Work required:
Each line should be copied exactly.

====== Provided material ======

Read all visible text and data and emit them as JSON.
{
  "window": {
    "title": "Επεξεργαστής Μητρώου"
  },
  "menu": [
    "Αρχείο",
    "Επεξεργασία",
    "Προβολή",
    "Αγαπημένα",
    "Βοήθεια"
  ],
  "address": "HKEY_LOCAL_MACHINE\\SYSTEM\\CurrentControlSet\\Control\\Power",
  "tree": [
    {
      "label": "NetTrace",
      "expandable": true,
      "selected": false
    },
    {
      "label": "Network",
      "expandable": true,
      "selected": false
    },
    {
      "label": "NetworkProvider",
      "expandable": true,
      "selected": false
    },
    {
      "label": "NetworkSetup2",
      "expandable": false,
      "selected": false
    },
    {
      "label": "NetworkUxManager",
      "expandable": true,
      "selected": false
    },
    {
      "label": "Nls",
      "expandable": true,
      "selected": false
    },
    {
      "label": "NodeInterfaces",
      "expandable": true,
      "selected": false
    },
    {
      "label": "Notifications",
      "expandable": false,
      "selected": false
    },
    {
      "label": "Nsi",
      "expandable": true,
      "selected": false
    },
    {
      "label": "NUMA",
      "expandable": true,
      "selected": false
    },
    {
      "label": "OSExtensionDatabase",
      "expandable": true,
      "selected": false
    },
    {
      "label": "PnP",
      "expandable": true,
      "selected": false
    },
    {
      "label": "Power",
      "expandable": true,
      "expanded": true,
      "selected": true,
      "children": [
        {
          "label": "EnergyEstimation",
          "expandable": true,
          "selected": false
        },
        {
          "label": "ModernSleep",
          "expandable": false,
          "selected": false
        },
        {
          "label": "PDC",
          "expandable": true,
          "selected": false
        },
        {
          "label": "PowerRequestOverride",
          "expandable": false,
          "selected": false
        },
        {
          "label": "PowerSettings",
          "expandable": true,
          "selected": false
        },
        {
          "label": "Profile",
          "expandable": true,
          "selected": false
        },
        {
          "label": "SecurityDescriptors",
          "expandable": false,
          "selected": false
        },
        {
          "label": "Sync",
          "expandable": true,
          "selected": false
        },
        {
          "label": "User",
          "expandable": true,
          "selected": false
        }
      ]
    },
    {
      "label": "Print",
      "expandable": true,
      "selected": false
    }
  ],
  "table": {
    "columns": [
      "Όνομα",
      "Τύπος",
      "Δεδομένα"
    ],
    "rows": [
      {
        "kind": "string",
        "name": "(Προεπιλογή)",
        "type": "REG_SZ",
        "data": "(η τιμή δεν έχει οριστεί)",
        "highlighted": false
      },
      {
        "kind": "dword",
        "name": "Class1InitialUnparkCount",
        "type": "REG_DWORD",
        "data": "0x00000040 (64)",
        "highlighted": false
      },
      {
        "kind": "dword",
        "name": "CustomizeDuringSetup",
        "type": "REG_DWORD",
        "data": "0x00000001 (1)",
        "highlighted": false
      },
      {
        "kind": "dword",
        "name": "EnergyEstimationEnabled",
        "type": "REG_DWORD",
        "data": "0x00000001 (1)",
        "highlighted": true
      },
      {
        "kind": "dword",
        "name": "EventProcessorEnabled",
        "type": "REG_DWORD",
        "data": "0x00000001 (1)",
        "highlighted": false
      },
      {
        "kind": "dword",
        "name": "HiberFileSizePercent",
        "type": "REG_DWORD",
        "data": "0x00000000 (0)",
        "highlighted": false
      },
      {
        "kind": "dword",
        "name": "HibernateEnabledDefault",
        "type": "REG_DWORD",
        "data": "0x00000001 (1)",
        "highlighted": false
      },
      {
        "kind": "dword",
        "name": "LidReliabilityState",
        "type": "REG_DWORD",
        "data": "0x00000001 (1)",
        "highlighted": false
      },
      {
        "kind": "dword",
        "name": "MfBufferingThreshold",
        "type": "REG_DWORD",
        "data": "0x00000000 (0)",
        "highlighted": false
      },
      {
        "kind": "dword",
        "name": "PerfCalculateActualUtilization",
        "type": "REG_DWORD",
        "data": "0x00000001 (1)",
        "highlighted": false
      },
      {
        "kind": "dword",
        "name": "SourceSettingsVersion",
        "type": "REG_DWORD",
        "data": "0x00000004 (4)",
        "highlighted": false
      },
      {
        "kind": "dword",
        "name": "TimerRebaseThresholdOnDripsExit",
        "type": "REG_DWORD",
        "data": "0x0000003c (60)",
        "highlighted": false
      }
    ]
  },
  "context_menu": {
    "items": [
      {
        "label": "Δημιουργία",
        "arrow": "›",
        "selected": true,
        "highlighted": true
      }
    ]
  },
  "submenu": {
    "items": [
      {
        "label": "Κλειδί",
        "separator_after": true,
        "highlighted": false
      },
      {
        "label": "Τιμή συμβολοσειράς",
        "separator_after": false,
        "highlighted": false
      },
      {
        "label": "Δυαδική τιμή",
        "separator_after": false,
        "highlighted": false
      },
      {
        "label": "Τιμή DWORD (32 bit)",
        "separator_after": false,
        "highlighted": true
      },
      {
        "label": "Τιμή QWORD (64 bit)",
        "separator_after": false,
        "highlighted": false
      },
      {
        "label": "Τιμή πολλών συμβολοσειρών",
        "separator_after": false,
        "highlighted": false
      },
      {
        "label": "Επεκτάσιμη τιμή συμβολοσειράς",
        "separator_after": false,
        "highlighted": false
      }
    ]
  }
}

======

Response to this task:
Read all visible text and data and emit them as JSON.
{
  "window": {
    "title": "Επεξεργαστής Μητρώου"
  },
  "menu": [
    "Αρχείο",
    "Επεξεργασία",
    "Προβολή",
    "Αγαπημένα",
    "Βοήθεια"
  ],
  "address": "HKEY_LOCAL_MACHINE\\SYSTEM\\CurrentControlSet\\Control\\Power",
  "tree": [
    {
      "label": "NetTrace",
      "expandable": true,
      "selected": false
    },
    {
      "label": "Network",
      "expandable": true,
      "selected": false
    },
    {
      "label": "NetworkProvider",
      "expandable": true,
      "selected": false
    },
    {
      "label": "NetworkSetup2",
      "expandable": false,
      "selected": false
    },
    {
      "label": "NetworkUxManager",
      "expandable": true,
      "selected": false
    },
    {
      "label": "Nls",
      "expandable": true,
      "selected": false
    },
    {
      "label": "NodeInterfaces",
      "expandable": true,
      "selected": false
    },
    {
      "label": "Notifications",
      "expandable": false,
      "selected": false
    },
    {
      "label": "Nsi",
      "expandable": true,
      "selected": false
    },
    {
      "label": "NUMA",
      "expandable": true,
      "selected": false
    },
    {
      "label": "OSExtensionDatabase",
      "expandable": true,
      "selected": false
    },
    {
      "label": "PnP",
      "expandable": true,
      "selected": false
    },
    {
      "label": "Power",
      "expandable": true,
      "expanded": true,
      "selected": true,
      "children": [
        {
          "label": "EnergyEstimation",
          "expandable": true,
          "selected": false
        },
        {
          "label": "ModernSleep",
          "expandable": false,
          "selected": false
        },
        {
          "label": "PDC",
          "expandable": true,
          "selected": false
        },
        {
          "label": "PowerRequestOverride",
          "expandable": false,
          "selected": false
        },
        {
          "label": "PowerSettings",
          "expandable": true,
          "selected": false
        },
        {
          "label": "Profile",
          "expandable": true,
          "selected": false
        },
        {
          "label": "SecurityDescriptors",
          "expandable": false,
          "selected": false
        },
        {
          "label": "Sync",
          "expandable": true,
          "selected": false
        },
        {
          "label": "User",
          "expandable": true,
          "selected": false
        }
      ]
    },
    {
      "label": "Print",
      "expandable": true,
      "selected": false
    }
  ],
  "table": {
    "columns": [
      "Όνομα",
      "Τύπος",
      "Δεδομένα"
    ],
    "rows": [
      {
        "kind": "string",
        "name": "(Προεπιλογή)",
        "type": "REG_SZ",
        "data": "(η τιμή δεν έχει οριστεί)",
        "highlighted": false
      },
      {
        "kind": "dword",
        "name": "Class1InitialUnparkCount",
        "type": "REG_DWORD",
        "data": "0x00000040 (64)",
        "highlighted": false
      },
      {
        "kind": "dword",
        "name": "CustomizeDuringSetup",
        "type": "REG_DWORD",
        "data": "0x00000001 (1)",
        "highlighted": false
      },
      {
        "kind": "dword",
        "name": "EnergyEstimationEnabled",
        "type": "REG_DWORD",
        "data": "0x00000001 (1)",
        "highlighted": true
      },
      {
        "kind": "dword",
        "name": "EventProcessorEnabled",
        "type": "REG_DWORD",
        "data": "0x00000001 (1)",
        "highlighted": false
      },
      {
        "kind": "dword",
        "name": "HiberFileSizePercent",
        "type": "REG_DWORD",
        "data": "0x00000000 (0)",
        "highlighted": false
      },
      {
        "kind": "dword",
        "name": "HibernateEnabledDefault",
        "type": "REG_DWORD",
        "data": "0x00000001 (1)",
        "highlighted": false
      },
      {
        "kind": "dword",
        "name": "LidReliabilityState",
        "type": "REG_DWORD",
        "data": "0x00000001 (1)",
        "highlighted": false
      },
      {
        "kind": "dword",
        "name": "MfBufferingThreshold",
        "type": "REG_DWORD",
        "data": "0x00000000 (0)",
        "highlighted": false
      },
      {
        "kind": "dword",
        "name": "PerfCalculateActualUtilization",
        "type": "REG_DWORD",
        "data": "0x00000001 (1)",
        "highlighted": false
      },
      {
        "kind": "dword",
        "name": "SourceSettingsVersion",
        "type": "REG_DWORD",
        "data": "0x00000004 (4)",
        "highlighted": false
      },
      {
        "kind": "dword",
        "name": "TimerRebaseThresholdOnDripsExit",
        "type": "REG_DWORD",
        "data": "0x0000003c (60)",
        "highlighted": false
      }
    ]
  },
  "context_menu": {
    "items": [
      {
        "label": "Δημιουργία",
        "arrow": "›",
        "selected": true,
        "highlighted": true
      }
    ]
  },
  "submenu": {
    "items": [
      {
        "label": "Κλειδί",
        "separator_after": true,
        "highlighted": false
      },
      {
        "label": "Τιμή συμβολοσειράς",
        "separator_after": false,
        "highlighted": false
      },
      {
        "label": "Δυαδική τιμή",
        "separator_after": false,
        "highlighted": false
      },
      {
        "label": "Τιμή DWORD (32 bit)",
        "separator_after": false,
        "highlighted": true
      },
      {
        "label": "Τιμή QWORD (64 bit)",
        "separator_after": false,
        "highlighted": false
      },
      {
        "label": "Τιμή πολλών συμβολοσειρών",
        "separator_after": false,
        "highlighted": false
      },
      {
        "label": "Επεκτάσιμη τιμή συμβολοσειράς",
        "separator_after": false,
        "highlighted": false
      }
    ]
  }
}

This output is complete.